> _Given request_:
Send back all the data below, exactly as given.

> _Information shown_:
========

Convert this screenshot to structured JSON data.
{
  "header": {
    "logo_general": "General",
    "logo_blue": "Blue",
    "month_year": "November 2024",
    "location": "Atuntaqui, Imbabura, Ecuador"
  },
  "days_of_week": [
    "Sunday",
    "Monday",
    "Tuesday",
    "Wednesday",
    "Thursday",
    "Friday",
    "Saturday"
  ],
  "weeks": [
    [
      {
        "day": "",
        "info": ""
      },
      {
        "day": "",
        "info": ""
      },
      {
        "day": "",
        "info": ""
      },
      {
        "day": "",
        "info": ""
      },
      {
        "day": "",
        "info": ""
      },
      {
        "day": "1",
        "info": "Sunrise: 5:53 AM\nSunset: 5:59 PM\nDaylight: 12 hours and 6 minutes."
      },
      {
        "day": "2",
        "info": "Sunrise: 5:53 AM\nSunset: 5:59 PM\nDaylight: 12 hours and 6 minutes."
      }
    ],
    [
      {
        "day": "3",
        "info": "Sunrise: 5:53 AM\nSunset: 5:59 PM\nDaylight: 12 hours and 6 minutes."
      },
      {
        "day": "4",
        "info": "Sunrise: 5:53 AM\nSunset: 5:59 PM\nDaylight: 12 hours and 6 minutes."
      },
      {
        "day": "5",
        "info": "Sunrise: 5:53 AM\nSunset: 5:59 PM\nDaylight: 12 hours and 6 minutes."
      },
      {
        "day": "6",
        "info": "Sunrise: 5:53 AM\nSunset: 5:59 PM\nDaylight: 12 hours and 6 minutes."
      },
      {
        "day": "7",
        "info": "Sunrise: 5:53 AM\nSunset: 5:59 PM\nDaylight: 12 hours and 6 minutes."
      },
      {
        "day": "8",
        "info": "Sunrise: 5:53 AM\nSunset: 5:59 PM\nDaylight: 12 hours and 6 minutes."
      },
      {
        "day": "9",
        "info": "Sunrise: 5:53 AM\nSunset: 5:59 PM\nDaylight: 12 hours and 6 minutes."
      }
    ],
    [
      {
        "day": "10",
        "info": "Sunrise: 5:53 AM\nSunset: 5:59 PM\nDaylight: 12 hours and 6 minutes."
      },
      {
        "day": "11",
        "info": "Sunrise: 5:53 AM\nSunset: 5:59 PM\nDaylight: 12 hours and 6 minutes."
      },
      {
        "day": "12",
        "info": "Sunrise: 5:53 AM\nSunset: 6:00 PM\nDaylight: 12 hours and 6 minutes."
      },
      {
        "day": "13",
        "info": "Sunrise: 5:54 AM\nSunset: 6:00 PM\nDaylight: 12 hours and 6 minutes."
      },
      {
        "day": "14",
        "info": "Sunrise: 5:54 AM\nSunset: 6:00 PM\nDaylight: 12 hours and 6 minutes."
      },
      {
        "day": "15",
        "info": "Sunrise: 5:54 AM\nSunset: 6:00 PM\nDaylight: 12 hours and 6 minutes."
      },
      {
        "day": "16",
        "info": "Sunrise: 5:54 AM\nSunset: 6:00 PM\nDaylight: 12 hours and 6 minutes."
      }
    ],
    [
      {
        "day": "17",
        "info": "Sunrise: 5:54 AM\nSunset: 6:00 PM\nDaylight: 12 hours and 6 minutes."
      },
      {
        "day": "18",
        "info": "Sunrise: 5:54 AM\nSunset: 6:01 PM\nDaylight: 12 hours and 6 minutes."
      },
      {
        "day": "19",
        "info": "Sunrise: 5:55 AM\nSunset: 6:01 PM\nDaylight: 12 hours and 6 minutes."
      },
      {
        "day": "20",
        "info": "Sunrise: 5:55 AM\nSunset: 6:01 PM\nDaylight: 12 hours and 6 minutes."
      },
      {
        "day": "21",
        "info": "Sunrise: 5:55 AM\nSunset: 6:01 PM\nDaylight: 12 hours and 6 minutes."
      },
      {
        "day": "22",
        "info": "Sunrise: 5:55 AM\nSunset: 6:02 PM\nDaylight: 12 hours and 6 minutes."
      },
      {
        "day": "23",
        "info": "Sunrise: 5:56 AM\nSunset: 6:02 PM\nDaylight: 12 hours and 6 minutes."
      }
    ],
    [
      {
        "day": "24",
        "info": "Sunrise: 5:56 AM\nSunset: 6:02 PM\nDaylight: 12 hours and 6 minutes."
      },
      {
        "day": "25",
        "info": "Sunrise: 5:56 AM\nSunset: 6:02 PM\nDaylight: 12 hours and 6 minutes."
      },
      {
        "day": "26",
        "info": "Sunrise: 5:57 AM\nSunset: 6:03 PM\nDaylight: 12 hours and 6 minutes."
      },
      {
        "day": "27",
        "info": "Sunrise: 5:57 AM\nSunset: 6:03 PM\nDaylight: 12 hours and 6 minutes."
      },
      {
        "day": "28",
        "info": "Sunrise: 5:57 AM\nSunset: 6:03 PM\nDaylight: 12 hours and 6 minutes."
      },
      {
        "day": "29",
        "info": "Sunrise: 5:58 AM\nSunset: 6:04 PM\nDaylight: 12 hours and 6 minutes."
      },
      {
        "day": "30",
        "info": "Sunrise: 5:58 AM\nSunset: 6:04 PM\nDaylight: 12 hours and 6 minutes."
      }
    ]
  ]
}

========

> _The reply_:
Convert this screenshot to structured JSON data.
{
  "header": {
    "logo_general": "General",
    "logo_blue": "Blue",
    "month_year": "November 2024",
    "location": "Atuntaqui, Imbabura, Ecuador"
  },
  "days_of_week": [
    "Sunday",
    "Monday",
    "Tuesday",
    "Wednesday",
    "Thursday",
    "Friday",
    "Saturday"
  ],
  "weeks": [
    [
      {
        "day": "",
        "info": ""
      },
      {
        "day": "",
        "info": ""
      },
      {
        "day": "",
        "info": ""
      },
      {
        "day": "",
        "info": ""
      },
      {
        "day": "",
        "info": ""
      },
      {
        "day": "1",
        "info": "Sunrise: 5:53 AM\nSunset: 5:59 PM\nDaylight: 12 hours and 6 minutes."
      },
      {
        "day": "2",
        "info": "Sunrise: 5:53 AM\nSunset: 5:59 PM\nDaylight: 12 hours and 6 minutes."
      }
    ],
    [
      {
        "day": "3",
        "info": "Sunrise: 5:53 AM\nSunset: 5:59 PM\nDaylight: 12 hours and 6 minutes."
      },
      {
        "day": "4",
        "info": "Sunrise: 5:53 AM\nSunset: 5:59 PM\nDaylight: 12 hours and 6 minutes."
      },
      {
        "day": "5",
        "info": "Sunrise: 5:53 AM\nSunset: 5:59 PM\nDaylight: 12 hours and 6 minutes."
      },
      {
        "day": "6",
        "info": "Sunrise: 5:53 AM\nSunset: 5:59 PM\nDaylight: 12 hours and 6 minutes."
      },
      {
        "day": "7",
        "info": "Sunrise: 5:53 AM\nSunset: 5:59 PM\nDaylight: 12 hours and 6 minutes."
      },
      {
        "day": "8",
        "info": "Sunrise: 5:53 AM\nSunset: 5:59 PM\nDaylight: 12 hours and 6 minutes."
      },
      {
        "day": "9",
        "info": "Sunrise: 5:53 AM\nSunset: 5:59 PM\nDaylight: 12 hours and 6 minutes."
      }
    ],
    [
      {
        "day": "10",
        "info": "Sunrise: 5:53 AM\nSunset: 5:59 PM\nDaylight: 12 hours and 6 minutes."
      },
      {
        "day": "11",
        "info": "Sunrise: 5:53 AM\nSunset: 5:59 PM\nDaylight: 12 hours and 6 minutes."
      },
      {
        "day": "12",
        "info": "Sunrise: 5:53 AM\nSunset: 6:00 PM\nDaylight: 12 hours and 6 minutes."
      },
      {
        "day": "13",
        "info": "Sunrise: 5:54 AM\nSunset: 6:00 PM\nDaylight: 12 hours and 6 minutes."
      },
      {
        "day": "14",
        "info": "Sunrise: 5:54 AM\nSunset: 6:00 PM\nDaylight: 12 hours and 6 minutes."
      },
      {
        "day": "15",
        "info": "Sunrise: 5:54 AM\nSunset: 6:00 PM\nDaylight: 12 hours and 6 minutes."
      },
      {
        "day": "16",
        "info": "Sunrise: 5:54 AM\nSunset: 6:00 PM\nDaylight: 12 hours and 6 minutes."
      }
    ],
    [
      {
        "day": "17",
        "info": "Sunrise: 5:54 AM\nSunset: 6:00 PM\nDaylight: 12 hours and 6 minutes."
      },
      {
        "day": "18",
        "info": "Sunrise: 5:54 AM\nSunset: 6:01 PM\nDaylight: 12 hours and 6 minutes."
      },
      {
        "day": "19",
        "info": "Sunrise: 5:55 AM\nSunset: 6:01 PM\nDaylight: 12 hours and 6 minutes."
      },
      {
        "day": "20",
        "info": "Sunrise: 5:55 AM\nSunset: 6:01 PM\nDaylight: 12 hours and 6 minutes."
      },
      {
        "day": "21",
        "info": "Sunrise: 5:55 AM\nSunset: 6:01 PM\nDaylight: 12 hours and 6 minutes."
      },
      {
        "day": "22",
        "info": "Sunrise: 5:55 AM\nSunset: 6:02 PM\nDaylight: 12 hours and 6 minutes."
      },
      {
        "day": "23",
        "info": "Sunrise: 5:56 AM\nSunset: 6:02 PM\nDaylight: 12 hours and 6 minutes."
      }
    ],
    [
      {
        "day": "24",
        "info": "Sunrise: 5:56 AM\nSunset: 6:02 PM\nDaylight: 12 hours and 6 minutes."
      },
      {
        "day": "25",
        "info": "Sunrise: 5:56 AM\nSunset: 6:02 PM\nDaylight: 12 hours and 6 minutes."
      },
      {
        "day": "26",
        "info": "Sunrise: 5:57 AM\nSunset: 6:03 PM\nDaylight: 12 hours and 6 minutes."
      },
      {
        "day": "27",
        "info": "Sunrise: 5:57 AM\nSunset: 6:03 PM\nDaylight: 12 hours and 6 minutes."
      },
      {
        "day": "28",
        "info": "Sunrise: 5:57 AM\nSunset: 6:03 PM\nDaylight: 12 hours and 6 minutes."
      },
      {
        "day": "29",
        "info": "Sunrise: 5:58 AM\nSunset: 6:04 PM\nDaylight: 12 hours and 6 minutes."
      },
      {
        "day": "30",
        "info": "Sunrise: 5:58 AM\nSunset: 6:04 PM\nDaylight: 12 hours and 6 minutes."
      }
    ]
  ]
}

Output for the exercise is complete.